▶ [Brief]
Exact reproduction of the data is required, with images excluded.

▶ [Information supplied]
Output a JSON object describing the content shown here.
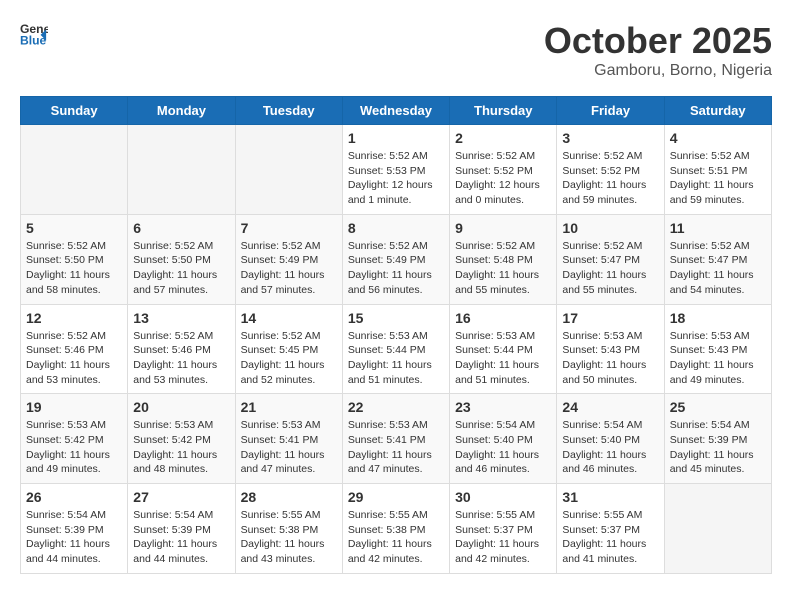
{
  "logo": {
    "general": "General",
    "blue": "Blue"
  },
  "header": {
    "month": "October 2025",
    "location": "Gamboru, Borno, Nigeria"
  },
  "weekdays": [
    "Sunday",
    "Monday",
    "Tuesday",
    "Wednesday",
    "Thursday",
    "Friday",
    "Saturday"
  ],
  "weeks": [
    [
      {
        "day": "",
        "info": ""
      },
      {
        "day": "",
        "info": ""
      },
      {
        "day": "",
        "info": ""
      },
      {
        "day": "1",
        "info": "Sunrise: 5:52 AM\nSunset: 5:53 PM\nDaylight: 12 hours\nand 1 minute."
      },
      {
        "day": "2",
        "info": "Sunrise: 5:52 AM\nSunset: 5:52 PM\nDaylight: 12 hours\nand 0 minutes."
      },
      {
        "day": "3",
        "info": "Sunrise: 5:52 AM\nSunset: 5:52 PM\nDaylight: 11 hours\nand 59 minutes."
      },
      {
        "day": "4",
        "info": "Sunrise: 5:52 AM\nSunset: 5:51 PM\nDaylight: 11 hours\nand 59 minutes."
      }
    ],
    [
      {
        "day": "5",
        "info": "Sunrise: 5:52 AM\nSunset: 5:50 PM\nDaylight: 11 hours\nand 58 minutes."
      },
      {
        "day": "6",
        "info": "Sunrise: 5:52 AM\nSunset: 5:50 PM\nDaylight: 11 hours\nand 57 minutes."
      },
      {
        "day": "7",
        "info": "Sunrise: 5:52 AM\nSunset: 5:49 PM\nDaylight: 11 hours\nand 57 minutes."
      },
      {
        "day": "8",
        "info": "Sunrise: 5:52 AM\nSunset: 5:49 PM\nDaylight: 11 hours\nand 56 minutes."
      },
      {
        "day": "9",
        "info": "Sunrise: 5:52 AM\nSunset: 5:48 PM\nDaylight: 11 hours\nand 55 minutes."
      },
      {
        "day": "10",
        "info": "Sunrise: 5:52 AM\nSunset: 5:47 PM\nDaylight: 11 hours\nand 55 minutes."
      },
      {
        "day": "11",
        "info": "Sunrise: 5:52 AM\nSunset: 5:47 PM\nDaylight: 11 hours\nand 54 minutes."
      }
    ],
    [
      {
        "day": "12",
        "info": "Sunrise: 5:52 AM\nSunset: 5:46 PM\nDaylight: 11 hours\nand 53 minutes."
      },
      {
        "day": "13",
        "info": "Sunrise: 5:52 AM\nSunset: 5:46 PM\nDaylight: 11 hours\nand 53 minutes."
      },
      {
        "day": "14",
        "info": "Sunrise: 5:52 AM\nSunset: 5:45 PM\nDaylight: 11 hours\nand 52 minutes."
      },
      {
        "day": "15",
        "info": "Sunrise: 5:53 AM\nSunset: 5:44 PM\nDaylight: 11 hours\nand 51 minutes."
      },
      {
        "day": "16",
        "info": "Sunrise: 5:53 AM\nSunset: 5:44 PM\nDaylight: 11 hours\nand 51 minutes."
      },
      {
        "day": "17",
        "info": "Sunrise: 5:53 AM\nSunset: 5:43 PM\nDaylight: 11 hours\nand 50 minutes."
      },
      {
        "day": "18",
        "info": "Sunrise: 5:53 AM\nSunset: 5:43 PM\nDaylight: 11 hours\nand 49 minutes."
      }
    ],
    [
      {
        "day": "19",
        "info": "Sunrise: 5:53 AM\nSunset: 5:42 PM\nDaylight: 11 hours\nand 49 minutes."
      },
      {
        "day": "20",
        "info": "Sunrise: 5:53 AM\nSunset: 5:42 PM\nDaylight: 11 hours\nand 48 minutes."
      },
      {
        "day": "21",
        "info": "Sunrise: 5:53 AM\nSunset: 5:41 PM\nDaylight: 11 hours\nand 47 minutes."
      },
      {
        "day": "22",
        "info": "Sunrise: 5:53 AM\nSunset: 5:41 PM\nDaylight: 11 hours\nand 47 minutes."
      },
      {
        "day": "23",
        "info": "Sunrise: 5:54 AM\nSunset: 5:40 PM\nDaylight: 11 hours\nand 46 minutes."
      },
      {
        "day": "24",
        "info": "Sunrise: 5:54 AM\nSunset: 5:40 PM\nDaylight: 11 hours\nand 46 minutes."
      },
      {
        "day": "25",
        "info": "Sunrise: 5:54 AM\nSunset: 5:39 PM\nDaylight: 11 hours\nand 45 minutes."
      }
    ],
    [
      {
        "day": "26",
        "info": "Sunrise: 5:54 AM\nSunset: 5:39 PM\nDaylight: 11 hours\nand 44 minutes."
      },
      {
        "day": "27",
        "info": "Sunrise: 5:54 AM\nSunset: 5:39 PM\nDaylight: 11 hours\nand 44 minutes."
      },
      {
        "day": "28",
        "info": "Sunrise: 5:55 AM\nSunset: 5:38 PM\nDaylight: 11 hours\nand 43 minutes."
      },
      {
        "day": "29",
        "info": "Sunrise: 5:55 AM\nSunset: 5:38 PM\nDaylight: 11 hours\nand 42 minutes."
      },
      {
        "day": "30",
        "info": "Sunrise: 5:55 AM\nSunset: 5:37 PM\nDaylight: 11 hours\nand 42 minutes."
      },
      {
        "day": "31",
        "info": "Sunrise: 5:55 AM\nSunset: 5:37 PM\nDaylight: 11 hours\nand 41 minutes."
      },
      {
        "day": "",
        "info": ""
      }
    ]
  ]
}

▶ [Answer to this problem]
Output a JSON object describing the content shown here.
{
  "logo": {
    "general": "General",
    "blue": "Blue"
  },
  "header": {
    "month": "October 2025",
    "location": "Gamboru, Borno, Nigeria"
  },
  "weekdays": [
    "Sunday",
    "Monday",
    "Tuesday",
    "Wednesday",
    "Thursday",
    "Friday",
    "Saturday"
  ],
  "weeks": [
    [
      {
        "day": "",
        "info": ""
      },
      {
        "day": "",
        "info": ""
      },
      {
        "day": "",
        "info": ""
      },
      {
        "day": "1",
        "info": "Sunrise: 5:52 AM\nSunset: 5:53 PM\nDaylight: 12 hours\nand 1 minute."
      },
      {
        "day": "2",
        "info": "Sunrise: 5:52 AM\nSunset: 5:52 PM\nDaylight: 12 hours\nand 0 minutes."
      },
      {
        "day": "3",
        "info": "Sunrise: 5:52 AM\nSunset: 5:52 PM\nDaylight: 11 hours\nand 59 minutes."
      },
      {
        "day": "4",
        "info": "Sunrise: 5:52 AM\nSunset: 5:51 PM\nDaylight: 11 hours\nand 59 minutes."
      }
    ],
    [
      {
        "day": "5",
        "info": "Sunrise: 5:52 AM\nSunset: 5:50 PM\nDaylight: 11 hours\nand 58 minutes."
      },
      {
        "day": "6",
        "info": "Sunrise: 5:52 AM\nSunset: 5:50 PM\nDaylight: 11 hours\nand 57 minutes."
      },
      {
        "day": "7",
        "info": "Sunrise: 5:52 AM\nSunset: 5:49 PM\nDaylight: 11 hours\nand 57 minutes."
      },
      {
        "day": "8",
        "info": "Sunrise: 5:52 AM\nSunset: 5:49 PM\nDaylight: 11 hours\nand 56 minutes."
      },
      {
        "day": "9",
        "info": "Sunrise: 5:52 AM\nSunset: 5:48 PM\nDaylight: 11 hours\nand 55 minutes."
      },
      {
        "day": "10",
        "info": "Sunrise: 5:52 AM\nSunset: 5:47 PM\nDaylight: 11 hours\nand 55 minutes."
      },
      {
        "day": "11",
        "info": "Sunrise: 5:52 AM\nSunset: 5:47 PM\nDaylight: 11 hours\nand 54 minutes."
      }
    ],
    [
      {
        "day": "12",
        "info": "Sunrise: 5:52 AM\nSunset: 5:46 PM\nDaylight: 11 hours\nand 53 minutes."
      },
      {
        "day": "13",
        "info": "Sunrise: 5:52 AM\nSunset: 5:46 PM\nDaylight: 11 hours\nand 53 minutes."
      },
      {
        "day": "14",
        "info": "Sunrise: 5:52 AM\nSunset: 5:45 PM\nDaylight: 11 hours\nand 52 minutes."
      },
      {
        "day": "15",
        "info": "Sunrise: 5:53 AM\nSunset: 5:44 PM\nDaylight: 11 hours\nand 51 minutes."
      },
      {
        "day": "16",
        "info": "Sunrise: 5:53 AM\nSunset: 5:44 PM\nDaylight: 11 hours\nand 51 minutes."
      },
      {
        "day": "17",
        "info": "Sunrise: 5:53 AM\nSunset: 5:43 PM\nDaylight: 11 hours\nand 50 minutes."
      },
      {
        "day": "18",
        "info": "Sunrise: 5:53 AM\nSunset: 5:43 PM\nDaylight: 11 hours\nand 49 minutes."
      }
    ],
    [
      {
        "day": "19",
        "info": "Sunrise: 5:53 AM\nSunset: 5:42 PM\nDaylight: 11 hours\nand 49 minutes."
      },
      {
        "day": "20",
        "info": "Sunrise: 5:53 AM\nSunset: 5:42 PM\nDaylight: 11 hours\nand 48 minutes."
      },
      {
        "day": "21",
        "info": "Sunrise: 5:53 AM\nSunset: 5:41 PM\nDaylight: 11 hours\nand 47 minutes."
      },
      {
        "day": "22",
        "info": "Sunrise: 5:53 AM\nSunset: 5:41 PM\nDaylight: 11 hours\nand 47 minutes."
      },
      {
        "day": "23",
        "info": "Sunrise: 5:54 AM\nSunset: 5:40 PM\nDaylight: 11 hours\nand 46 minutes."
      },
      {
        "day": "24",
        "info": "Sunrise: 5:54 AM\nSunset: 5:40 PM\nDaylight: 11 hours\nand 46 minutes."
      },
      {
        "day": "25",
        "info": "Sunrise: 5:54 AM\nSunset: 5:39 PM\nDaylight: 11 hours\nand 45 minutes."
      }
    ],
    [
      {
        "day": "26",
        "info": "Sunrise: 5:54 AM\nSunset: 5:39 PM\nDaylight: 11 hours\nand 44 minutes."
      },
      {
        "day": "27",
        "info": "Sunrise: 5:54 AM\nSunset: 5:39 PM\nDaylight: 11 hours\nand 44 minutes."
      },
      {
        "day": "28",
        "info": "Sunrise: 5:55 AM\nSunset: 5:38 PM\nDaylight: 11 hours\nand 43 minutes."
      },
      {
        "day": "29",
        "info": "Sunrise: 5:55 AM\nSunset: 5:38 PM\nDaylight: 11 hours\nand 42 minutes."
      },
      {
        "day": "30",
        "info": "Sunrise: 5:55 AM\nSunset: 5:37 PM\nDaylight: 11 hours\nand 42 minutes."
      },
      {
        "day": "31",
        "info": "Sunrise: 5:55 AM\nSunset: 5:37 PM\nDaylight: 11 hours\nand 41 minutes."
      },
      {
        "day": "",
        "info": ""
      }
    ]
  ]
}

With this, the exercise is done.